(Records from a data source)
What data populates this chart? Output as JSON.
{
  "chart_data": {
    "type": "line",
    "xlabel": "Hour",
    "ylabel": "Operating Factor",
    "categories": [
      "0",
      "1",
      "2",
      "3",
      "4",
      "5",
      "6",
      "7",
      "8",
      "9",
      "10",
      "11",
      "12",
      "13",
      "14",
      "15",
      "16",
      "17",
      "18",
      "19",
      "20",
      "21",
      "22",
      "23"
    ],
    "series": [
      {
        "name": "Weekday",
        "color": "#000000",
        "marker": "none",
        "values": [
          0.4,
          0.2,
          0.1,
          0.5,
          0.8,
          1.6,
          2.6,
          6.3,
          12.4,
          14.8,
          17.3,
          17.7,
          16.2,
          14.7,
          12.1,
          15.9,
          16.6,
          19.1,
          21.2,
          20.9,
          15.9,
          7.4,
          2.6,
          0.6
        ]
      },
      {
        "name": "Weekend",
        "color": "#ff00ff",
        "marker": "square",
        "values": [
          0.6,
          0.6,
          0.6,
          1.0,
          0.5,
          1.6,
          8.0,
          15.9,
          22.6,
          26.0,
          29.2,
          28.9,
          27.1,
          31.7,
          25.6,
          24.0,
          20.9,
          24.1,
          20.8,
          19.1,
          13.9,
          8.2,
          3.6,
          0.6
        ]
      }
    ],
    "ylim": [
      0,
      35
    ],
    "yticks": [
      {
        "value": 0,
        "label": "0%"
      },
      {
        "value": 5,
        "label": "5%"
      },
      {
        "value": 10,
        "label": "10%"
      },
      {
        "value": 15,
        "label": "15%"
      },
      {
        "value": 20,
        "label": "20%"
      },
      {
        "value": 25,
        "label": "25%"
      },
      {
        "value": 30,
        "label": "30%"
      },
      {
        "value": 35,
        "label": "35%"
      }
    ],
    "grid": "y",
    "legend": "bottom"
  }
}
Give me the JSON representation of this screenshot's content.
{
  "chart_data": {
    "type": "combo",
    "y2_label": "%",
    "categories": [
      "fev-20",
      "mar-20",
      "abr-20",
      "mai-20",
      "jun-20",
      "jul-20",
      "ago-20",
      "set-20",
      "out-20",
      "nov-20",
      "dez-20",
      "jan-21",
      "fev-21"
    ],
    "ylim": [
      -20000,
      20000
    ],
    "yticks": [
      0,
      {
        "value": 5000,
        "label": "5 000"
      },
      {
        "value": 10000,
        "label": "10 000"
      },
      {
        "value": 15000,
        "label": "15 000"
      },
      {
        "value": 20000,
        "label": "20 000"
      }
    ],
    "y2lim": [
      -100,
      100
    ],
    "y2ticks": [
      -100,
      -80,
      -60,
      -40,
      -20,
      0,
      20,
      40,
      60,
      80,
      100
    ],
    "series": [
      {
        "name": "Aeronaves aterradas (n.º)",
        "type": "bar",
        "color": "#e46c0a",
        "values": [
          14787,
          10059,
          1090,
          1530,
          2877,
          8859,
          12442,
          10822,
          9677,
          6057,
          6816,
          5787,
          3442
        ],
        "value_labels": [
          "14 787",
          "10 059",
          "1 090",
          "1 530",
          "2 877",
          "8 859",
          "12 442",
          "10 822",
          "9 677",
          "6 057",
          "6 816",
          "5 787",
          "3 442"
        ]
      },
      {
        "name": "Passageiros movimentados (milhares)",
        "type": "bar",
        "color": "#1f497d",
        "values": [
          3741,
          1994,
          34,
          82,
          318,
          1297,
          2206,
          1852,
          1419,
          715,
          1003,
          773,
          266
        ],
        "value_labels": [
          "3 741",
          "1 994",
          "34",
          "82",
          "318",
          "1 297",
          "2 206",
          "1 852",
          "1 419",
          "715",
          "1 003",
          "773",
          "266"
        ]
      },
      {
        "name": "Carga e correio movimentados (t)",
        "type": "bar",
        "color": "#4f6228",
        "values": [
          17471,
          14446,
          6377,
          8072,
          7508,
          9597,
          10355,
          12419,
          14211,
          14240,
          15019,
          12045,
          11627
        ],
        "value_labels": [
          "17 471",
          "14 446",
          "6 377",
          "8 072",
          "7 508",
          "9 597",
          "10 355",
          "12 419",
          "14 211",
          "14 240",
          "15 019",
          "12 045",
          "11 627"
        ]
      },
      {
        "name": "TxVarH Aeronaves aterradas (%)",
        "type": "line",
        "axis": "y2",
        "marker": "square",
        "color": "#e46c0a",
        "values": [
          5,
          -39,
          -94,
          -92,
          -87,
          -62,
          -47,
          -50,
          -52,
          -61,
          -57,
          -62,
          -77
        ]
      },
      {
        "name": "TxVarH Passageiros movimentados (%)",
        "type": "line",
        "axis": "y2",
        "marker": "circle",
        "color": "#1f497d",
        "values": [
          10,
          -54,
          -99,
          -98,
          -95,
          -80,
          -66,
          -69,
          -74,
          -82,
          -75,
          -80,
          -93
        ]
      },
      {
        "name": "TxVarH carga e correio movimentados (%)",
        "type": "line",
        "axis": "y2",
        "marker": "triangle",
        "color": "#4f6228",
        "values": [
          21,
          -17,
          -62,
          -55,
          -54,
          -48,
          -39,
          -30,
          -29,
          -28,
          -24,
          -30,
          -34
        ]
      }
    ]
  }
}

WRITTEN INSTRUCTION:
Repeat the data precisely, line by line.

REPLY:
What data populates this chart? Output as JSON.
{
  "chart_data": {
    "type": "line",
    "xlabel": "Hour",
    "ylabel": "Operating Factor",
    "categories": [
      "0",
      "1",
      "2",
      "3",
      "4",
      "5",
      "6",
      "7",
      "8",
      "9",
      "10",
      "11",
      "12",
      "13",
      "14",
      "15",
      "16",
      "17",
      "18",
      "19",
      "20",
      "21",
      "22",
      "23"
    ],
    "series": [
      {
        "name": "Weekday",
        "color": "#000000",
        "marker": "none",
        "values": [
          0.4,
          0.2,
          0.1,
          0.5,
          0.8,
          1.6,
          2.6,
          6.3,
          12.4,
          14.8,
          17.3,
          17.7,
          16.2,
          14.7,
          12.1,
          15.9,
          16.6,
          19.1,
          21.2,
          20.9,
          15.9,
          7.4,
          2.6,
          0.6
        ]
      },
      {
        "name": "Weekend",
        "color": "#ff00ff",
        "marker": "square",
        "values": [
          0.6,
          0.6,
          0.6,
          1.0,
          0.5,
          1.6,
          8.0,
          15.9,
          22.6,
          26.0,
          29.2,
          28.9,
          27.1,
          31.7,
          25.6,
          24.0,
          20.9,
          24.1,
          20.8,
          19.1,
          13.9,
          8.2,
          3.6,
          0.6
        ]
      }
    ],
    "ylim": [
      0,
      35
    ],
    "yticks": [
      {
        "value": 0,
        "label": "0%"
      },
      {
        "value": 5,
        "label": "5%"
      },
      {
        "value": 10,
        "label": "10%"
      },
      {
        "value": 15,
        "label": "15%"
      },
      {
        "value": 20,
        "label": "20%"
      },
      {
        "value": 25,
        "label": "25%"
      },
      {
        "value": 30,
        "label": "30%"
      },
      {
        "value": 35,
        "label": "35%"
      }
    ],
    "grid": "y",
    "legend": "bottom"
  }
}
Give me the JSON representation of this screenshot's content.
{
  "chart_data": {
    "type": "combo",
    "y2_label": "%",
    "categories": [
      "fev-20",
      "mar-20",
      "abr-20",
      "mai-20",
      "jun-20",
      "jul-20",
      "ago-20",
      "set-20",
      "out-20",
      "nov-20",
      "dez-20",
      "jan-21",
      "fev-21"
    ],
    "ylim": [
      -20000,
      20000
    ],
    "yticks": [
      0,
      {
        "value": 5000,
        "label": "5 000"
      },
      {
        "value": 10000,
        "label": "10 000"
      },
      {
        "value": 15000,
        "label": "15 000"
      },
      {
        "value": 20000,
        "label": "20 000"
      }
    ],
    "y2lim": [
      -100,
      100
    ],
    "y2ticks": [
      -100,
      -80,
      -60,
      -40,
      -20,
      0,
      20,
      40,
      60,
      80,
      100
    ],
    "series": [
      {
        "name": "Aeronaves aterradas (n.º)",
        "type": "bar",
        "color": "#e46c0a",
        "values": [
          14787,
          10059,
          1090,
          1530,
          2877,
          8859,
          12442,
          10822,
          9677,
          6057,
          6816,
          5787,
          3442
        ],
        "value_labels": [
          "14 787",
          "10 059",
          "1 090",
          "1 530",
          "2 877",
          "8 859",
          "12 442",
          "10 822",
          "9 677",
          "6 057",
          "6 816",
          "5 787",
          "3 442"
        ]
      },
      {
        "name": "Passageiros movimentados (milhares)",
        "type": "bar",
        "color": "#1f497d",
        "values": [
          3741,
          1994,
          34,
          82,
          318,
          1297,
          2206,
          1852,
          1419,
          715,
          1003,
          773,
          266
        ],
        "value_labels": [
          "3 741",
          "1 994",
          "34",
          "82",
          "318",
          "1 297",
          "2 206",
          "1 852",
          "1 419",
          "715",
          "1 003",
          "773",
          "266"
        ]
      },
      {
        "name": "Carga e correio movimentados (t)",
        "type": "bar",
        "color": "#4f6228",
        "values": [
          17471,
          14446,
          6377,
          8072,
          7508,
          9597,
          10355,
          12419,
          14211,
          14240,
          15019,
          12045,
          11627
        ],
        "value_labels": [
          "17 471",
          "14 446",
          "6 377",
          "8 072",
          "7 508",
          "9 597",
          "10 355",
          "12 419",
          "14 211",
          "14 240",
          "15 019",
          "12 045",
          "11 627"
        ]
      },
      {
        "name": "TxVarH Aeronaves aterradas (%)",
        "type": "line",
        "axis": "y2",
        "marker": "square",
        "color": "#e46c0a",
        "values": [
          5,
          -39,
          -94,
          -92,
          -87,
          -62,
          -47,
          -50,
          -52,
          -61,
          -57,
          -62,
          -77
        ]
      },
      {
        "name": "TxVarH Passageiros movimentados (%)",
        "type": "line",
        "axis": "y2",
        "marker": "circle",
        "color": "#1f497d",
        "values": [
          10,
          -54,
          -99,
          -98,
          -95,
          -80,
          -66,
          -69,
          -74,
          -82,
          -75,
          -80,
          -93
        ]
      },
      {
        "name": "TxVarH carga e correio movimentados (%)",
        "type": "line",
        "axis": "y2",
        "marker": "triangle",
        "color": "#4f6228",
        "values": [
          21,
          -17,
          -62,
          -55,
          -54,
          -48,
          -39,
          -30,
          -29,
          -28,
          -24,
          -30,
          -34
        ]
      }
    ]
  }
}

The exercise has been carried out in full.